## begin

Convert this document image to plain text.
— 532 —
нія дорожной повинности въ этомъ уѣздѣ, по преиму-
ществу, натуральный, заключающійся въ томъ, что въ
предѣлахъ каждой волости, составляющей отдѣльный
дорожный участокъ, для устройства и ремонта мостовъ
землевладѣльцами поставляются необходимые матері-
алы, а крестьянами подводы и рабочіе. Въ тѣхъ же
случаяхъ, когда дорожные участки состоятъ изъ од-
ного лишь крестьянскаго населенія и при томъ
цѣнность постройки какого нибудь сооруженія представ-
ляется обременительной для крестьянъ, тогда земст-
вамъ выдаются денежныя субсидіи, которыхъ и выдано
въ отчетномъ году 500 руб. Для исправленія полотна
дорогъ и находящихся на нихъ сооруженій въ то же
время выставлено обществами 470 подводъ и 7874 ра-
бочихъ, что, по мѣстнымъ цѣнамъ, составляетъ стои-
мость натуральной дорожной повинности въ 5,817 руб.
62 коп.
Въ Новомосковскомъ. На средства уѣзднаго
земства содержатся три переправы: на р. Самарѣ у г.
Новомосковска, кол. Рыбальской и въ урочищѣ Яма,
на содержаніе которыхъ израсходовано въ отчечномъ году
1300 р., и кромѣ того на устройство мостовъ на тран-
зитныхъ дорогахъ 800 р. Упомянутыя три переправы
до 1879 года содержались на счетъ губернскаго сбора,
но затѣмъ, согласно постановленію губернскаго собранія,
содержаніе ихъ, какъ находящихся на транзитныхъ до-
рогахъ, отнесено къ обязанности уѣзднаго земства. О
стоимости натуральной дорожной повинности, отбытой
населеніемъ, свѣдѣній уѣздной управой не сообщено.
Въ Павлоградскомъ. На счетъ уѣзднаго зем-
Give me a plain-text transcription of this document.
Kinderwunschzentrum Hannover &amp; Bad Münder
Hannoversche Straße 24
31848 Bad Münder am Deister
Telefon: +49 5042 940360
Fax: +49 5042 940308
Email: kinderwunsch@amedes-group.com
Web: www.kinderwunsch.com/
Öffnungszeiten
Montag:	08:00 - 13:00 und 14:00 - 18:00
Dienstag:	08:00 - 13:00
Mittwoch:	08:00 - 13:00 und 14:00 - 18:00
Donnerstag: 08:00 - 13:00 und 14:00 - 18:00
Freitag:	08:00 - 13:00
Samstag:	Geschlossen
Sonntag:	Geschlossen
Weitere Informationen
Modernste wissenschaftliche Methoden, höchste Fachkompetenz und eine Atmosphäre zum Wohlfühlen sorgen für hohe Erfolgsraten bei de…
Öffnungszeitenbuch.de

## end

• WHAT IS REQUIRED: Search the records above for the string "повинности". Copy every line that contains it.

• RESULT BELOW:
нія дорожной повинности въ этомъ уѣздѣ, по преиму-
мость натуральной дорожной повинности въ 5,817 руб.
стоимости натуральной дорожной повинности, отбытой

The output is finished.